## What to do
Copy out the data below verbatim.

## Dataset excerpts

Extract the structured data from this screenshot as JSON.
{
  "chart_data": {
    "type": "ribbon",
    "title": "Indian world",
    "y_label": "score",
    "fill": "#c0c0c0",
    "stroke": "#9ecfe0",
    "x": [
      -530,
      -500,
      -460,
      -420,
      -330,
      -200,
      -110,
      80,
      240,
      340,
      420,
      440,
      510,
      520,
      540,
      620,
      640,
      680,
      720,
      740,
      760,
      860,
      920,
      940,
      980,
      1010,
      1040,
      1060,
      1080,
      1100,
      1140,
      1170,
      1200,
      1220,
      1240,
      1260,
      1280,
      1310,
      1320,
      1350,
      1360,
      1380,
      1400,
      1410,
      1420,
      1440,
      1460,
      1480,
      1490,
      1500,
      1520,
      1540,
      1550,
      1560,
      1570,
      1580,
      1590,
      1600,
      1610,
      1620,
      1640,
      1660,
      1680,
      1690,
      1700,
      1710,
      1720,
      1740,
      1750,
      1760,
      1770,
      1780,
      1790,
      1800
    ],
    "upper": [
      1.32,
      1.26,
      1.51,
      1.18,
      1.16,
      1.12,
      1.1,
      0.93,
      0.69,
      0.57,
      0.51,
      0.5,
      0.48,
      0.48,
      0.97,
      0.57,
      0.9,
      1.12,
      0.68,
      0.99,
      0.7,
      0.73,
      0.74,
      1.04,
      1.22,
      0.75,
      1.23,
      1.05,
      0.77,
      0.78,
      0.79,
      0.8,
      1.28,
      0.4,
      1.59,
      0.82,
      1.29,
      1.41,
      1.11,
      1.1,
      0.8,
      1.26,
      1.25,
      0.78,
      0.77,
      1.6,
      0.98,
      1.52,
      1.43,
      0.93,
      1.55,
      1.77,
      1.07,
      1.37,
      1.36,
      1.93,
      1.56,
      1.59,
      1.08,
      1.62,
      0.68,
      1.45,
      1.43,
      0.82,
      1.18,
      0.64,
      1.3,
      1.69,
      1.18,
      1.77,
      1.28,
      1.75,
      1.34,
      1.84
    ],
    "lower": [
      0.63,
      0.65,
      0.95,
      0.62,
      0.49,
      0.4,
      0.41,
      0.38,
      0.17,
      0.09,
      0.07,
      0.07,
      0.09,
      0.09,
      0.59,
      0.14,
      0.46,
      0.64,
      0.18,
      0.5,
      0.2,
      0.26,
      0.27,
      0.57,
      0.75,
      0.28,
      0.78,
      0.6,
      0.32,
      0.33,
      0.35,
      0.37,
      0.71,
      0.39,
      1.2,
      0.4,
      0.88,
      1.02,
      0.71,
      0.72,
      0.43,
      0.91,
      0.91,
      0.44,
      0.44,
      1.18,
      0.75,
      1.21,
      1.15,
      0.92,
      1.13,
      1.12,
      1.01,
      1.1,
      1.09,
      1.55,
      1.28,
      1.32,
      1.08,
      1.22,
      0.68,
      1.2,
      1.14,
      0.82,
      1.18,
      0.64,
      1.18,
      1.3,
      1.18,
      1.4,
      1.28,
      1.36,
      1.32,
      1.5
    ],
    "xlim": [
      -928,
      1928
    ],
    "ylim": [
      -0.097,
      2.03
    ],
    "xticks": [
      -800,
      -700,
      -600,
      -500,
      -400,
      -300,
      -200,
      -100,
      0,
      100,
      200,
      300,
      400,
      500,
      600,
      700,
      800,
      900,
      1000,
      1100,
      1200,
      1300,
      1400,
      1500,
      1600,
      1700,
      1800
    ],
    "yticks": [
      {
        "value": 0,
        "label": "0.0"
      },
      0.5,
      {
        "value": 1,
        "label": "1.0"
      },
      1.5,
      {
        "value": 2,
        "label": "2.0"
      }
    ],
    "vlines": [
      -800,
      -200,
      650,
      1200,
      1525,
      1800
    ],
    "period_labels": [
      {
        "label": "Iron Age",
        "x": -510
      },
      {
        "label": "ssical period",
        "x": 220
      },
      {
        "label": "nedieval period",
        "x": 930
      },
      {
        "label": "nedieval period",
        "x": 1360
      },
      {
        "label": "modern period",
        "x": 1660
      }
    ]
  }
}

## Written response
Extract the structured data from this screenshot as JSON.
{
  "chart_data": {
    "type": "ribbon",
    "title": "Indian world",
    "y_label": "score",
    "fill": "#c0c0c0",
    "stroke": "#9ecfe0",
    "x": [
      -530,
      -500,
      -460,
      -420,
      -330,
      -200,
      -110,
      80,
      240,
      340,
      420,
      440,
      510,
      520,
      540,
      620,
      640,
      680,
      720,
      740,
      760,
      860,
      920,
      940,
      980,
      1010,
      1040,
      1060,
      1080,
      1100,
      1140,
      1170,
      1200,
      1220,
      1240,
      1260,
      1280,
      1310,
      1320,
      1350,
      1360,
      1380,
      1400,
      1410,
      1420,
      1440,
      1460,
      1480,
      1490,
      1500,
      1520,
      1540,
      1550,
      1560,
      1570,
      1580,
      1590,
      1600,
      1610,
      1620,
      1640,
      1660,
      1680,
      1690,
      1700,
      1710,
      1720,
      1740,
      1750,
      1760,
      1770,
      1780,
      1790,
      1800
    ],
    "upper": [
      1.32,
      1.26,
      1.51,
      1.18,
      1.16,
      1.12,
      1.1,
      0.93,
      0.69,
      0.57,
      0.51,
      0.5,
      0.48,
      0.48,
      0.97,
      0.57,
      0.9,
      1.12,
      0.68,
      0.99,
      0.7,
      0.73,
      0.74,
      1.04,
      1.22,
      0.75,
      1.23,
      1.05,
      0.77,
      0.78,
      0.79,
      0.8,
      1.28,
      0.4,
      1.59,
      0.82,
      1.29,
      1.41,
      1.11,
      1.1,
      0.8,
      1.26,
      1.25,
      0.78,
      0.77,
      1.6,
      0.98,
      1.52,
      1.43,
      0.93,
      1.55,
      1.77,
      1.07,
      1.37,
      1.36,
      1.93,
      1.56,
      1.59,
      1.08,
      1.62,
      0.68,
      1.45,
      1.43,
      0.82,
      1.18,
      0.64,
      1.3,
      1.69,
      1.18,
      1.77,
      1.28,
      1.75,
      1.34,
      1.84
    ],
    "lower": [
      0.63,
      0.65,
      0.95,
      0.62,
      0.49,
      0.4,
      0.41,
      0.38,
      0.17,
      0.09,
      0.07,
      0.07,
      0.09,
      0.09,
      0.59,
      0.14,
      0.46,
      0.64,
      0.18,
      0.5,
      0.2,
      0.26,
      0.27,
      0.57,
      0.75,
      0.28,
      0.78,
      0.6,
      0.32,
      0.33,
      0.35,
      0.37,
      0.71,
      0.39,
      1.2,
      0.4,
      0.88,
      1.02,
      0.71,
      0.72,
      0.43,
      0.91,
      0.91,
      0.44,
      0.44,
      1.18,
      0.75,
      1.21,
      1.15,
      0.92,
      1.13,
      1.12,
      1.01,
      1.1,
      1.09,
      1.55,
      1.28,
      1.32,
      1.08,
      1.22,
      0.68,
      1.2,
      1.14,
      0.82,
      1.18,
      0.64,
      1.18,
      1.3,
      1.18,
      1.4,
      1.28,
      1.36,
      1.32,
      1.5
    ],
    "xlim": [
      -928,
      1928
    ],
    "ylim": [
      -0.097,
      2.03
    ],
    "xticks": [
      -800,
      -700,
      -600,
      -500,
      -400,
      -300,
      -200,
      -100,
      0,
      100,
      200,
      300,
      400,
      500,
      600,
      700,
      800,
      900,
      1000,
      1100,
      1200,
      1300,
      1400,
      1500,
      1600,
      1700,
      1800
    ],
    "yticks": [
      {
        "value": 0,
        "label": "0.0"
      },
      0.5,
      {
        "value": 1,
        "label": "1.0"
      },
      1.5,
      {
        "value": 2,
        "label": "2.0"
      }
    ],
    "vlines": [
      -800,
      -200,
      650,
      1200,
      1525,
      1800
    ],
    "period_labels": [
      {
        "label": "Iron Age",
        "x": -510
      },
      {
        "label": "ssical period",
        "x": 220
      },
      {
        "label": "nedieval period",
        "x": 930
      },
      {
        "label": "nedieval period",
        "x": 1360
      },
      {
        "label": "modern period",
        "x": 1660
      }
    ]
  }
}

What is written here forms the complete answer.